## GIVEN PROBLEM:
Omit the pictures and return every entry exactly as written.
=-=-=-=-=
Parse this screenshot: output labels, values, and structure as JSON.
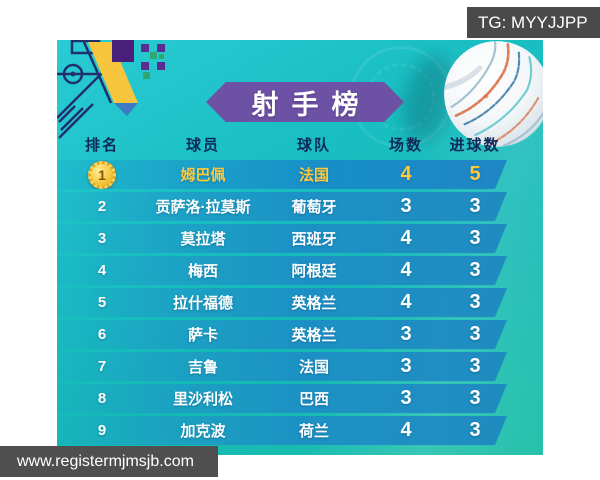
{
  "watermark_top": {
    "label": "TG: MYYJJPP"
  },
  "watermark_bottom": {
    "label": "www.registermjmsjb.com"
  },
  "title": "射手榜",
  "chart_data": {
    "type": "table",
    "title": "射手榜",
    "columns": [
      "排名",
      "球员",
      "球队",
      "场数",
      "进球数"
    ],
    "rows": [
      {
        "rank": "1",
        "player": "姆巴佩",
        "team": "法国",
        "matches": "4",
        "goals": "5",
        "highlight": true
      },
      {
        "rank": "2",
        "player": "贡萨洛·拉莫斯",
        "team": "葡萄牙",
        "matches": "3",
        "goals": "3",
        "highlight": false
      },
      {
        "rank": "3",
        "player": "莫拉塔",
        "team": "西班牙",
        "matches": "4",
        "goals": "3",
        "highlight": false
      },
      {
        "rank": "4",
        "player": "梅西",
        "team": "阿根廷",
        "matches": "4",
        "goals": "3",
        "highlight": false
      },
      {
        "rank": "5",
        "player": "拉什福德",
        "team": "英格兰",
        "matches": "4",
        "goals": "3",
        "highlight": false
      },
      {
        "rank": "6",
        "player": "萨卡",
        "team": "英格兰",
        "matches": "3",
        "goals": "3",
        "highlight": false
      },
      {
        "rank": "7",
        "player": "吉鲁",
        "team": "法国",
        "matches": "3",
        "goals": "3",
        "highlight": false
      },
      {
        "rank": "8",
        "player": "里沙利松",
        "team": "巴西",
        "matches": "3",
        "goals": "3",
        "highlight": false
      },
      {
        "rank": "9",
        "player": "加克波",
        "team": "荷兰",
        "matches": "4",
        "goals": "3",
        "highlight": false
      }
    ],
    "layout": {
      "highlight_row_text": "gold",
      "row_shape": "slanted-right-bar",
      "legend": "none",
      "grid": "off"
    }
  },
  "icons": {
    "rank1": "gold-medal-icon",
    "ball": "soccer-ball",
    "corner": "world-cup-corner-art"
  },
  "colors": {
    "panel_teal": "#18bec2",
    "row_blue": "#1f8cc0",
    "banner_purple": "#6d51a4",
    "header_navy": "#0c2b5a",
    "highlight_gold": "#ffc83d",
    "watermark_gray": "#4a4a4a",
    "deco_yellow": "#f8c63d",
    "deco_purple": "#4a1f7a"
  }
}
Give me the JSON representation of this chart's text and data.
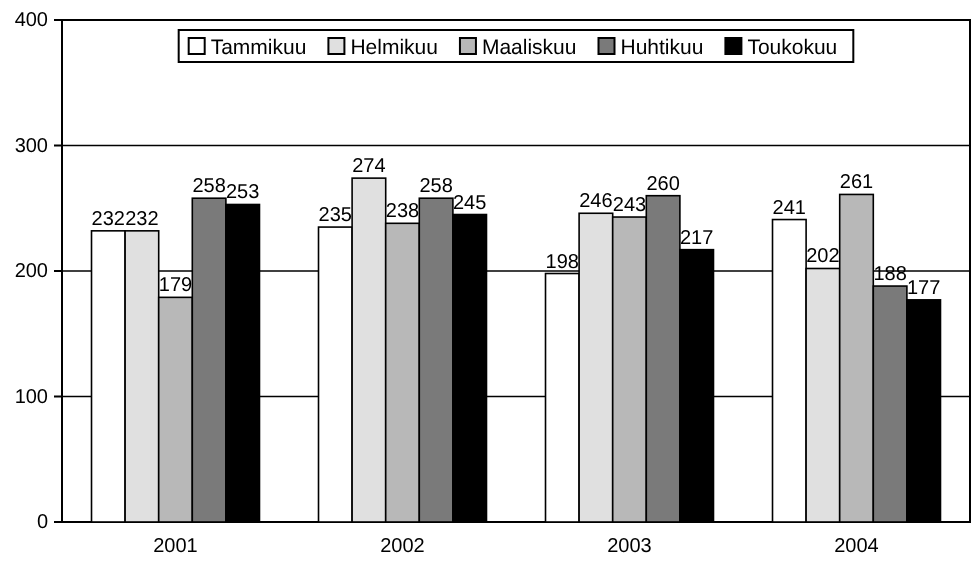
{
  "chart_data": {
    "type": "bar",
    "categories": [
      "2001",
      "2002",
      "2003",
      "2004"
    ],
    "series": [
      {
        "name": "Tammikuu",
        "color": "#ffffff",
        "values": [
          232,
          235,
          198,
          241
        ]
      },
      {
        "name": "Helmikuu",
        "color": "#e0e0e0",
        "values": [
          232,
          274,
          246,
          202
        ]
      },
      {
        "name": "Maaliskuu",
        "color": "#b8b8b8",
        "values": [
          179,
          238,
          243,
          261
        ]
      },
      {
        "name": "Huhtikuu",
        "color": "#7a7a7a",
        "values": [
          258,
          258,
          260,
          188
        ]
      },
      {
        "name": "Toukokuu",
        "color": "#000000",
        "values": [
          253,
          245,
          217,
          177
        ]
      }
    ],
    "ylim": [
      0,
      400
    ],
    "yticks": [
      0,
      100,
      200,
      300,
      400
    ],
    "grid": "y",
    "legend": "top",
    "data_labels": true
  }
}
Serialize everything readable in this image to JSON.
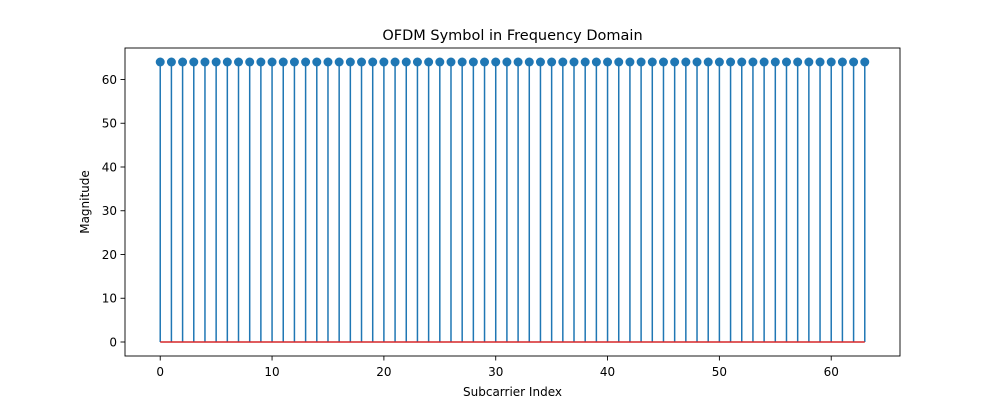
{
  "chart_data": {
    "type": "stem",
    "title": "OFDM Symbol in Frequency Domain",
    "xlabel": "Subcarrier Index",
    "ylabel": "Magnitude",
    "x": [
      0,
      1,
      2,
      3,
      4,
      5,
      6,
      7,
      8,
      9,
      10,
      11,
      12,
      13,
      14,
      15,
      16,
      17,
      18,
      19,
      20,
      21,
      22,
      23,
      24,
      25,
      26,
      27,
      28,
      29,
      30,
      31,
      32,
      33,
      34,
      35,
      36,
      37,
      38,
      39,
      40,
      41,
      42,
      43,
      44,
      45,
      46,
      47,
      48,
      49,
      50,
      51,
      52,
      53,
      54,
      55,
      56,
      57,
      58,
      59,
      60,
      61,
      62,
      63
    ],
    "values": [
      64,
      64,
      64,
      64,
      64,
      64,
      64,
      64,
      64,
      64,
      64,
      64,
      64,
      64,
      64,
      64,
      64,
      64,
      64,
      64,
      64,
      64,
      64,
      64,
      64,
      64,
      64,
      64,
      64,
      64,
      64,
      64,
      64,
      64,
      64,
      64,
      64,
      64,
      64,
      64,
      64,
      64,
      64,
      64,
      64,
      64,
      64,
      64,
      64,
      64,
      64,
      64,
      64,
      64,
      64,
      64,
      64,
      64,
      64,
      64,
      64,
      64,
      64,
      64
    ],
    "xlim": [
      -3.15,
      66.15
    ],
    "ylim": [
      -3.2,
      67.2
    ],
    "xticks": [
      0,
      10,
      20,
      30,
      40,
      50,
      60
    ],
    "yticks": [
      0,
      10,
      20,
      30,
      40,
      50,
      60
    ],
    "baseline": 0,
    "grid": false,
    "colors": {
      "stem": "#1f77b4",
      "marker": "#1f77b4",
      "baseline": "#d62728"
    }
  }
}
=-=-=-=-=
## OUTPUT OF THE EXERCISE:
Parse this screenshot: output labels, values, and structure as JSON.
{
  "watermark_top": {
    "label": "TG: MYYJJPP"
  },
  "watermark_bottom": {
    "label": "www.registermjmsjb.com"
  },
  "title": "射手榜",
  "chart_data": {
    "type": "table",
    "title": "射手榜",
    "columns": [
      "排名",
      "球员",
      "球队",
      "场数",
      "进球数"
    ],
    "rows": [
      {
        "rank": "1",
        "player": "姆巴佩",
        "team": "法国",
        "matches": "4",
        "goals": "5",
        "highlight": true
      },
      {
        "rank": "2",
        "player": "贡萨洛·拉莫斯",
        "team": "葡萄牙",
        "matches": "3",
        "goals": "3",
        "highlight": false
      },
      {
        "rank": "3",
        "player": "莫拉塔",
        "team": "西班牙",
        "matches": "4",
        "goals": "3",
        "highlight": false
      },
      {
        "rank": "4",
        "player": "梅西",
        "team": "阿根廷",
        "matches": "4",
        "goals": "3",
        "highlight": false
      },
      {
        "rank": "5",
        "player": "拉什福德",
        "team": "英格兰",
        "matches": "4",
        "goals": "3",
        "highlight": false
      },
      {
        "rank": "6",
        "player": "萨卡",
        "team": "英格兰",
        "matches": "3",
        "goals": "3",
        "highlight": false
      },
      {
        "rank": "7",
        "player": "吉鲁",
        "team": "法国",
        "matches": "3",
        "goals": "3",
        "highlight": false
      },
      {
        "rank": "8",
        "player": "里沙利松",
        "team": "巴西",
        "matches": "3",
        "goals": "3",
        "highlight": false
      },
      {
        "rank": "9",
        "player": "加克波",
        "team": "荷兰",
        "matches": "4",
        "goals": "3",
        "highlight": false
      }
    ],
    "layout": {
      "highlight_row_text": "gold",
      "row_shape": "slanted-right-bar",
      "legend": "none",
      "grid": "off"
    }
  },
  "icons": {
    "rank1": "gold-medal-icon",
    "ball": "soccer-ball",
    "corner": "world-cup-corner-art"
  },
  "colors": {
    "panel_teal": "#18bec2",
    "row_blue": "#1f8cc0",
    "banner_purple": "#6d51a4",
    "header_navy": "#0c2b5a",
    "highlight_gold": "#ffc83d",
    "watermark_gray": "#4a4a4a",
    "deco_yellow": "#f8c63d",
    "deco_purple": "#4a1f7a"
  }
}
Give me the JSON representation of this chart's text and data.
{
  "chart_data": {
    "type": "bar",
    "categories": [
      "2001",
      "2002",
      "2003",
      "2004"
    ],
    "series": [
      {
        "name": "Tammikuu",
        "color": "#ffffff",
        "values": [
          232,
          235,
          198,
          241
        ]
      },
      {
        "name": "Helmikuu",
        "color": "#e0e0e0",
        "values": [
          232,
          274,
          246,
          202
        ]
      },
      {
        "name": "Maaliskuu",
        "color": "#b8b8b8",
        "values": [
          179,
          238,
          243,
          261
        ]
      },
      {
        "name": "Huhtikuu",
        "color": "#7a7a7a",
        "values": [
          258,
          258,
          260,
          188
        ]
      },
      {
        "name": "Toukokuu",
        "color": "#000000",
        "values": [
          253,
          245,
          217,
          177
        ]
      }
    ],
    "ylim": [
      0,
      400
    ],
    "yticks": [
      0,
      100,
      200,
      300,
      400
    ],
    "grid": "y",
    "legend": "top",
    "data_labels": true
  }
}
Serialize everything readable in this image to JSON.
{
  "chart_data": {
    "type": "stem",
    "title": "OFDM Symbol in Frequency Domain",
    "xlabel": "Subcarrier Index",
    "ylabel": "Magnitude",
    "x": [
      0,
      1,
      2,
      3,
      4,
      5,
      6,
      7,
      8,
      9,
      10,
      11,
      12,
      13,
      14,
      15,
      16,
      17,
      18,
      19,
      20,
      21,
      22,
      23,
      24,
      25,
      26,
      27,
      28,
      29,
      30,
      31,
      32,
      33,
      34,
      35,
      36,
      37,
      38,
      39,
      40,
      41,
      42,
      43,
      44,
      45,
      46,
      47,
      48,
      49,
      50,
      51,
      52,
      53,
      54,
      55,
      56,
      57,
      58,
      59,
      60,
      61,
      62,
      63
    ],
    "values": [
      64,
      64,
      64,
      64,
      64,
      64,
      64,
      64,
      64,
      64,
      64,
      64,
      64,
      64,
      64,
      64,
      64,
      64,
      64,
      64,
      64,
      64,
      64,
      64,
      64,
      64,
      64,
      64,
      64,
      64,
      64,
      64,
      64,
      64,
      64,
      64,
      64,
      64,
      64,
      64,
      64,
      64,
      64,
      64,
      64,
      64,
      64,
      64,
      64,
      64,
      64,
      64,
      64,
      64,
      64,
      64,
      64,
      64,
      64,
      64,
      64,
      64,
      64,
      64
    ],
    "xlim": [
      -3.15,
      66.15
    ],
    "ylim": [
      -3.2,
      67.2
    ],
    "xticks": [
      0,
      10,
      20,
      30,
      40,
      50,
      60
    ],
    "yticks": [
      0,
      10,
      20,
      30,
      40,
      50,
      60
    ],
    "baseline": 0,
    "grid": false,
    "colors": {
      "stem": "#1f77b4",
      "marker": "#1f77b4",
      "baseline": "#d62728"
    }
  }
}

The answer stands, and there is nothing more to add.